_Work to do_
State only the count of lines in the listing below that hold "obligation".
▬▬▬
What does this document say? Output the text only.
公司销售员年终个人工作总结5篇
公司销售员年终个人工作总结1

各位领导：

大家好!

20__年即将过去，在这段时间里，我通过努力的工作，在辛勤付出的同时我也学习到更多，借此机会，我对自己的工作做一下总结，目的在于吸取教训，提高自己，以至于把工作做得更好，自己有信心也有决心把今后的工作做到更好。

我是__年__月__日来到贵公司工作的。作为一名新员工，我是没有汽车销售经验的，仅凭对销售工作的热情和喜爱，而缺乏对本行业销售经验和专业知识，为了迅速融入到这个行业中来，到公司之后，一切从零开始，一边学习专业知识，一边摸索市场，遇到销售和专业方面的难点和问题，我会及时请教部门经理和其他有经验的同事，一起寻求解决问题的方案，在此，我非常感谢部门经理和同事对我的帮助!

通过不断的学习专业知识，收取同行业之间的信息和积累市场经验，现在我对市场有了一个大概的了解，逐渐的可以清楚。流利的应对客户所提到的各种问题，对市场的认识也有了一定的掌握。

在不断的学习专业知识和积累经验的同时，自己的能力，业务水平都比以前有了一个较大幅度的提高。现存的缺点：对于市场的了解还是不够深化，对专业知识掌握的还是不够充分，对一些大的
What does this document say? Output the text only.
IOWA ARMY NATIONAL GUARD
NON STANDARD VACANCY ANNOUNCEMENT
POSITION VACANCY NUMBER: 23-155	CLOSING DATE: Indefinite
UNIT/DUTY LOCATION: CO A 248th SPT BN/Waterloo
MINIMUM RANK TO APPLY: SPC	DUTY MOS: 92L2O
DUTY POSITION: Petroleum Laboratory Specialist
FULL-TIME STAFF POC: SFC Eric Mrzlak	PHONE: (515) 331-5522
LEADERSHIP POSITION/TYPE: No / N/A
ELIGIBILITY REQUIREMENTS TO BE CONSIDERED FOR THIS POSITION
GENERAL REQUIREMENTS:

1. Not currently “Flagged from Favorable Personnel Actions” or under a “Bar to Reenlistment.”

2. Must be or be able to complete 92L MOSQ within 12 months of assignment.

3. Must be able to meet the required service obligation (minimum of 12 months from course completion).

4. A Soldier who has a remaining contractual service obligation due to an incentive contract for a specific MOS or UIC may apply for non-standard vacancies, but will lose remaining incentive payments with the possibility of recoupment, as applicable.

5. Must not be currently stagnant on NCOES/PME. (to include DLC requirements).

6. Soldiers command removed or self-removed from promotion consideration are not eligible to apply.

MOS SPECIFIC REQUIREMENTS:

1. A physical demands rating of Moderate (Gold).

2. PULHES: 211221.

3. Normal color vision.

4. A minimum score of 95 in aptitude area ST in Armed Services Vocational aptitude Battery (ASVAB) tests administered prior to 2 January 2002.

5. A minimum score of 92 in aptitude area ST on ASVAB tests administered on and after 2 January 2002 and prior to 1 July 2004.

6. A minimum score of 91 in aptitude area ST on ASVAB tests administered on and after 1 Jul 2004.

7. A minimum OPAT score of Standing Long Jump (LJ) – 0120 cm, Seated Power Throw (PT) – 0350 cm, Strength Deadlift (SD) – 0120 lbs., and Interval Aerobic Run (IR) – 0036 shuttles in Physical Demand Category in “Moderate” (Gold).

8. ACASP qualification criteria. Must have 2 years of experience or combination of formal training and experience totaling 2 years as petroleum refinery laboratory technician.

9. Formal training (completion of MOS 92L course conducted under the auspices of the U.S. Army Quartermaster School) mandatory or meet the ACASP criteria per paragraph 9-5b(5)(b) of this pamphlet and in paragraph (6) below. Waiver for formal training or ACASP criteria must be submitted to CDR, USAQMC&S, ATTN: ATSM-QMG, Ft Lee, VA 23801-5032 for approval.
▬▬▬
_Worked answer_
2